• **Written problem**: Copy out the listing in full, exactly as written, but not its pictures.

Dataset records

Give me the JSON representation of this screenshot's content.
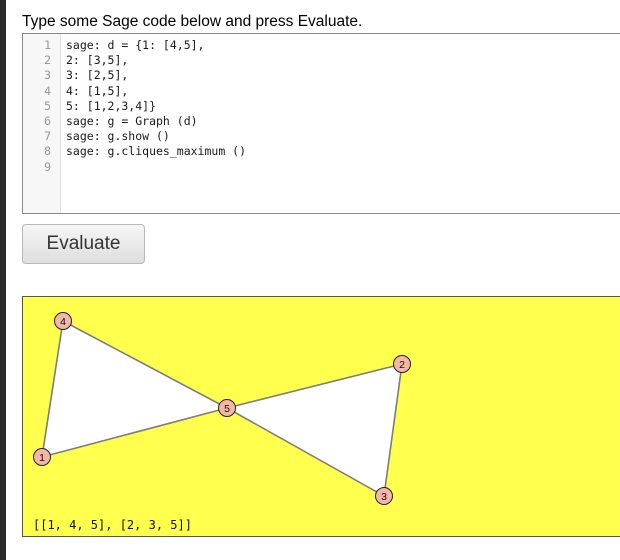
{
  "instructions": "Type some Sage code below and press Evaluate.",
  "editor": {
    "line_numbers": [
      "1",
      "2",
      "3",
      "4",
      "5",
      "6",
      "7",
      "8",
      "9"
    ],
    "lines": [
      "sage: d = {1: [4,5],",
      "2: [3,5],",
      "3: [2,5],",
      "4: [1,5],",
      "5: [1,2,3,4]}",
      "sage: g = Graph (d)",
      "sage: g.show ()",
      "sage: g.cliques_maximum ()",
      ""
    ]
  },
  "evaluate_button": {
    "label": "Evaluate"
  },
  "output": {
    "background_color": "#ffff4d",
    "graph": {
      "node_fill": "#f4b6a7",
      "edge_color": "#7d7d7d",
      "triangle_fill": "#ffffff",
      "nodes": [
        {
          "id": "1",
          "label": "1"
        },
        {
          "id": "2",
          "label": "2"
        },
        {
          "id": "3",
          "label": "3"
        },
        {
          "id": "4",
          "label": "4"
        },
        {
          "id": "5",
          "label": "5"
        }
      ],
      "edges": [
        [
          "1",
          "4"
        ],
        [
          "1",
          "5"
        ],
        [
          "4",
          "5"
        ],
        [
          "2",
          "3"
        ],
        [
          "2",
          "5"
        ],
        [
          "3",
          "5"
        ]
      ]
    },
    "result_text": "[[1, 4, 5], [2, 3, 5]]"
  }
}
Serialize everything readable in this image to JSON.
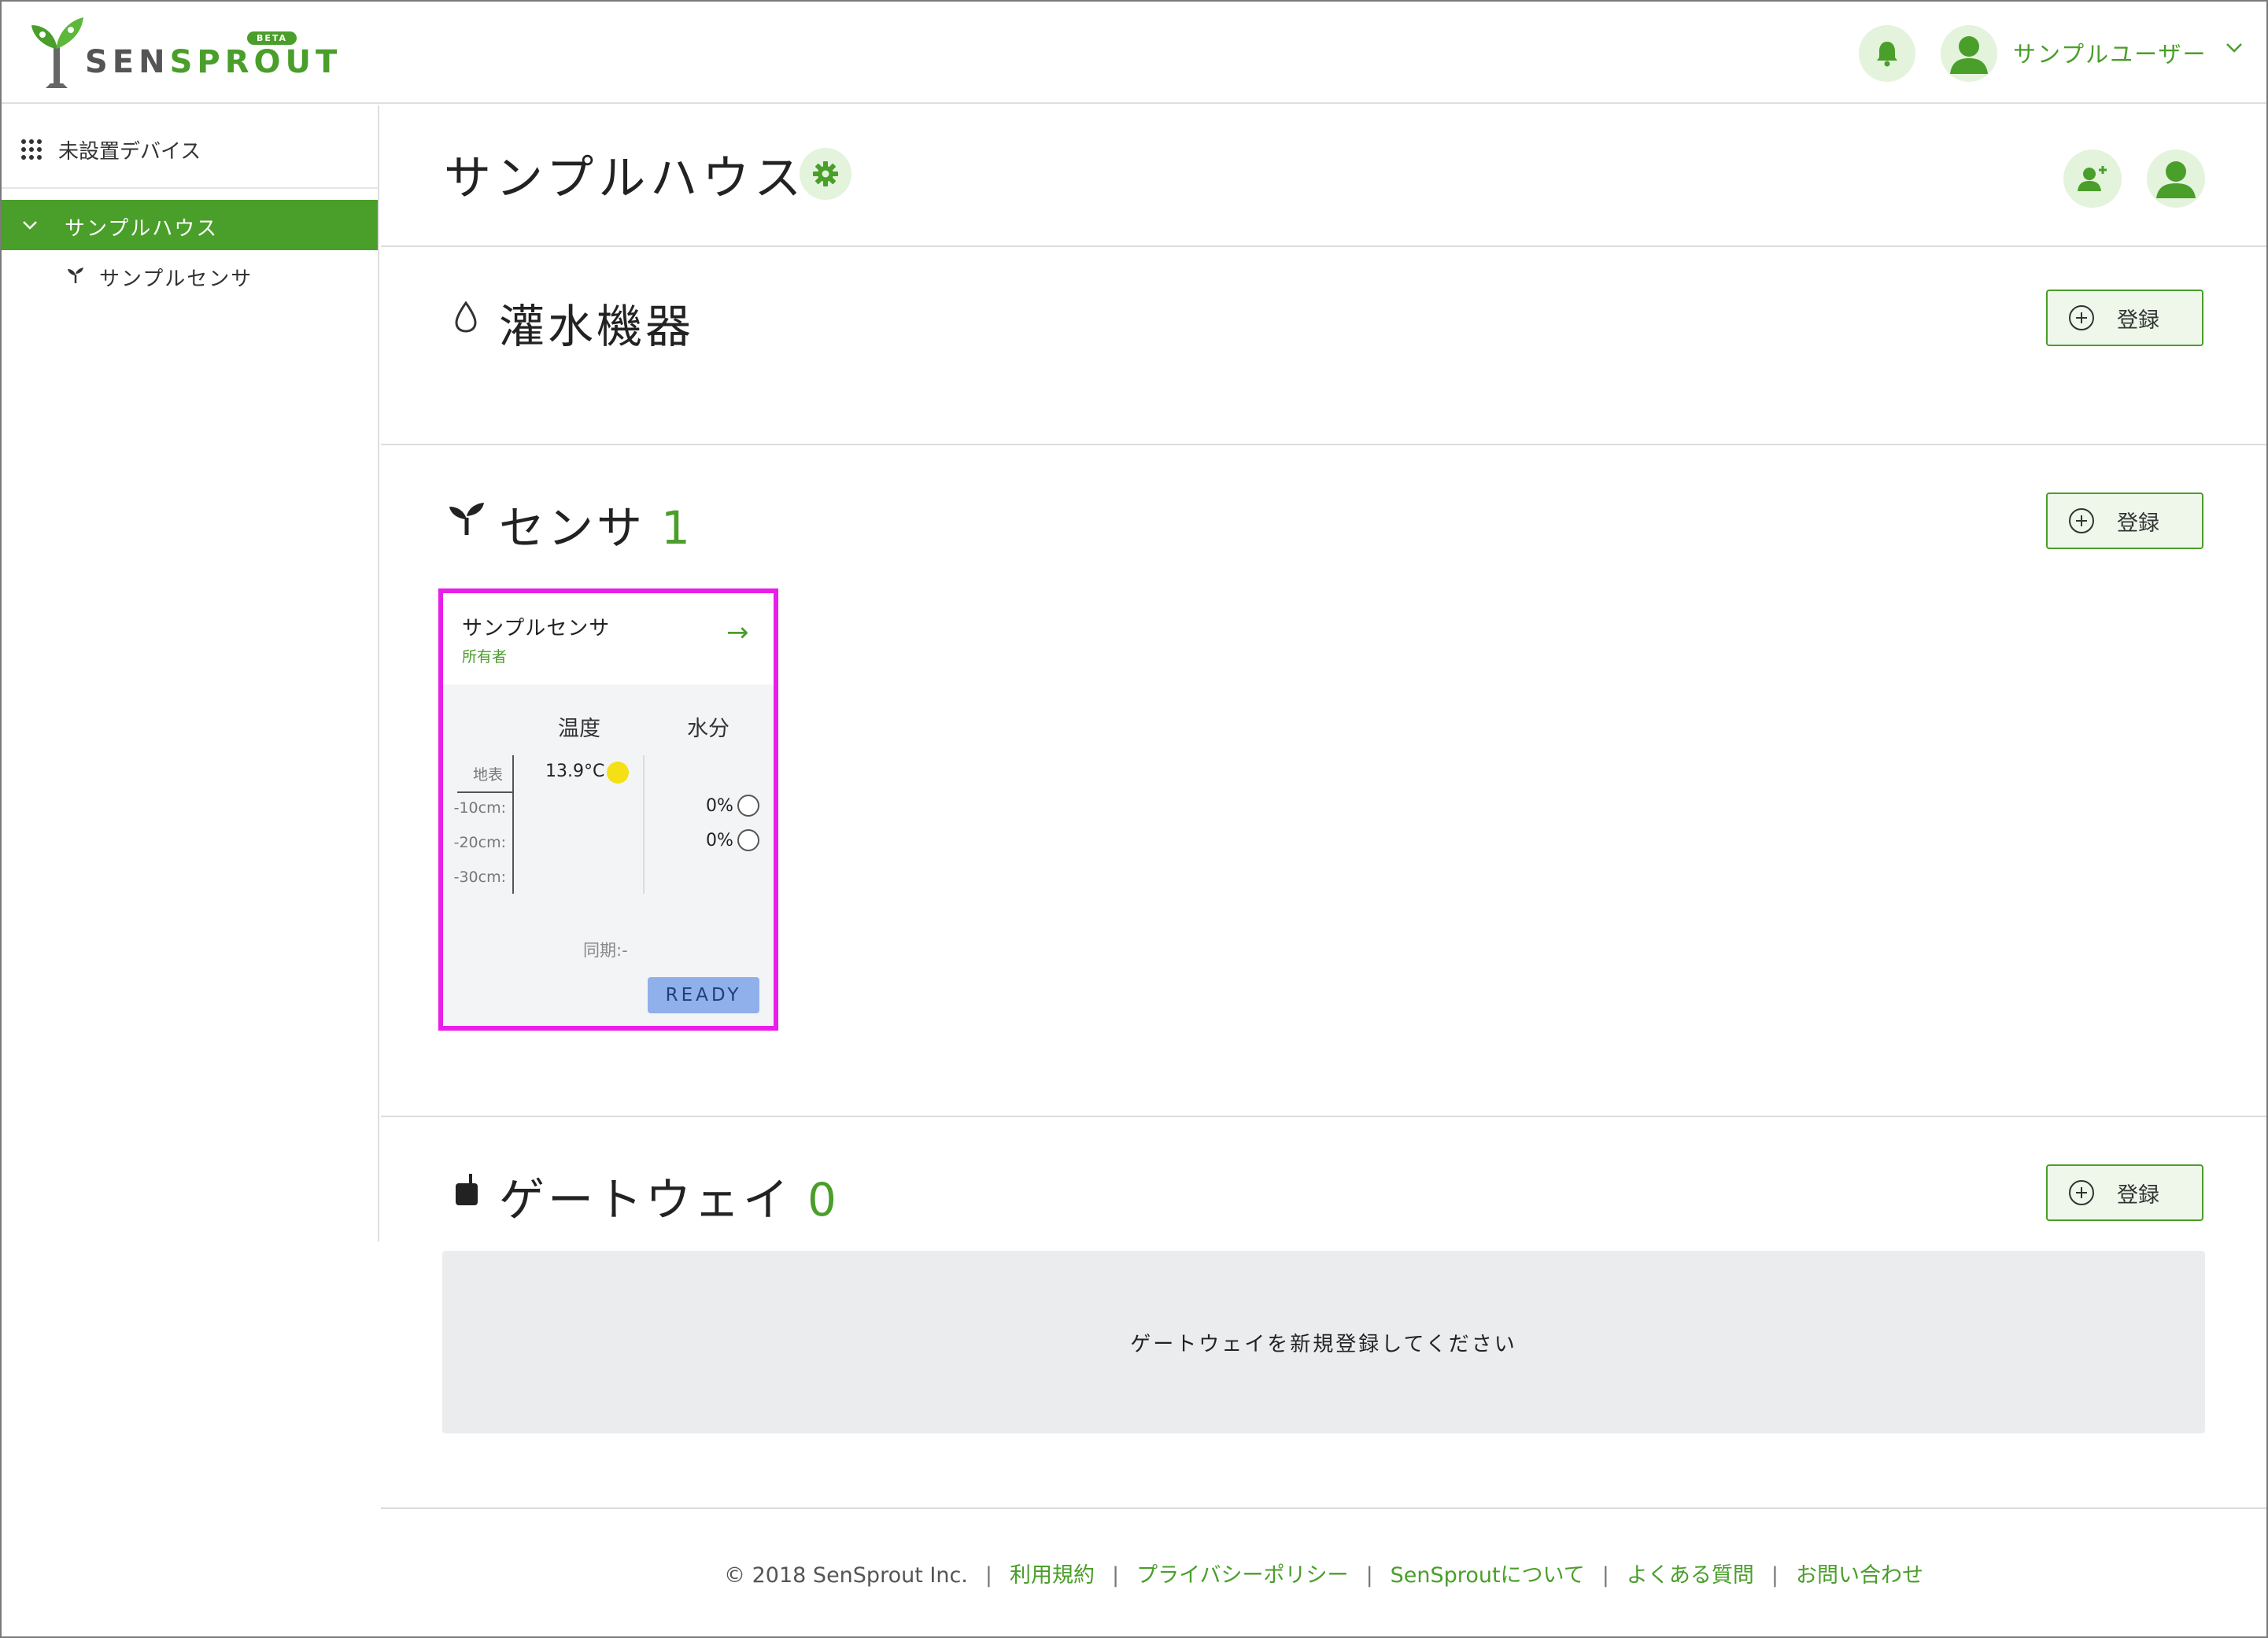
{
  "header": {
    "logo_text_main": "SENSPROUT",
    "beta_label": "BETA",
    "user_name": "サンプルユーザー"
  },
  "sidebar": {
    "unplaced_label": "未設置デバイス",
    "house_label": "サンプルハウス",
    "sensor_label": "サンプルセンサ"
  },
  "main": {
    "title": "サンプルハウス",
    "irrigation": {
      "title": "灌水機器",
      "register_label": "登録"
    },
    "sensors": {
      "title": "センサ",
      "count": "1",
      "register_label": "登録",
      "card": {
        "name": "サンプルセンサ",
        "role": "所有者",
        "arrow": "→",
        "col_temp": "温度",
        "col_moisture": "水分",
        "depth_labels": [
          "地表",
          "-10cm:",
          "-20cm:",
          "-30cm:"
        ],
        "temp_surface": "13.9°C",
        "moisture_10": "0%",
        "moisture_20": "0%",
        "sync": "同期:-",
        "status": "READY"
      }
    },
    "gateway": {
      "title": "ゲートウェイ",
      "count": "0",
      "register_label": "登録",
      "empty_message": "ゲートウェイを新規登録してください"
    }
  },
  "footer": {
    "copyright": "© 2018 SenSprout Inc.",
    "links": [
      "利用規約",
      "プライバシーポリシー",
      "SenSproutについて",
      "よくある質問",
      "お問い合わせ"
    ]
  },
  "colors": {
    "brand_green": "#4a9e2a",
    "light_green": "#e3f3dc",
    "highlight_magenta": "#e91ee9",
    "ready_blue": "#8fb0ea",
    "temp_indicator": "#f4e014"
  }
}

• **Response below**:
Give me the JSON representation of this screenshot's content.
{
  "instructions": "Type some Sage code below and press Evaluate.",
  "editor": {
    "line_numbers": [
      "1",
      "2",
      "3",
      "4",
      "5",
      "6",
      "7",
      "8",
      "9"
    ],
    "lines": [
      "sage: d = {1: [4,5],",
      "2: [3,5],",
      "3: [2,5],",
      "4: [1,5],",
      "5: [1,2,3,4]}",
      "sage: g = Graph (d)",
      "sage: g.show ()",
      "sage: g.cliques_maximum ()",
      ""
    ]
  },
  "evaluate_button": {
    "label": "Evaluate"
  },
  "output": {
    "background_color": "#ffff4d",
    "graph": {
      "node_fill": "#f4b6a7",
      "edge_color": "#7d7d7d",
      "triangle_fill": "#ffffff",
      "nodes": [
        {
          "id": "1",
          "label": "1"
        },
        {
          "id": "2",
          "label": "2"
        },
        {
          "id": "3",
          "label": "3"
        },
        {
          "id": "4",
          "label": "4"
        },
        {
          "id": "5",
          "label": "5"
        }
      ],
      "edges": [
        [
          "1",
          "4"
        ],
        [
          "1",
          "5"
        ],
        [
          "4",
          "5"
        ],
        [
          "2",
          "3"
        ],
        [
          "2",
          "5"
        ],
        [
          "3",
          "5"
        ]
      ]
    },
    "result_text": "[[1, 4, 5], [2, 3, 5]]"
  }
}
Serialize everything readable in this image to JSON.
{
  "header": {
    "logo_text_main": "SENSPROUT",
    "beta_label": "BETA",
    "user_name": "サンプルユーザー"
  },
  "sidebar": {
    "unplaced_label": "未設置デバイス",
    "house_label": "サンプルハウス",
    "sensor_label": "サンプルセンサ"
  },
  "main": {
    "title": "サンプルハウス",
    "irrigation": {
      "title": "灌水機器",
      "register_label": "登録"
    },
    "sensors": {
      "title": "センサ",
      "count": "1",
      "register_label": "登録",
      "card": {
        "name": "サンプルセンサ",
        "role": "所有者",
        "arrow": "→",
        "col_temp": "温度",
        "col_moisture": "水分",
        "depth_labels": [
          "地表",
          "-10cm:",
          "-20cm:",
          "-30cm:"
        ],
        "temp_surface": "13.9°C",
        "moisture_10": "0%",
        "moisture_20": "0%",
        "sync": "同期:-",
        "status": "READY"
      }
    },
    "gateway": {
      "title": "ゲートウェイ",
      "count": "0",
      "register_label": "登録",
      "empty_message": "ゲートウェイを新規登録してください"
    }
  },
  "footer": {
    "copyright": "© 2018 SenSprout Inc.",
    "links": [
      "利用規約",
      "プライバシーポリシー",
      "SenSproutについて",
      "よくある質問",
      "お問い合わせ"
    ]
  },
  "colors": {
    "brand_green": "#4a9e2a",
    "light_green": "#e3f3dc",
    "highlight_magenta": "#e91ee9",
    "ready_blue": "#8fb0ea",
    "temp_indicator": "#f4e014"
  }
}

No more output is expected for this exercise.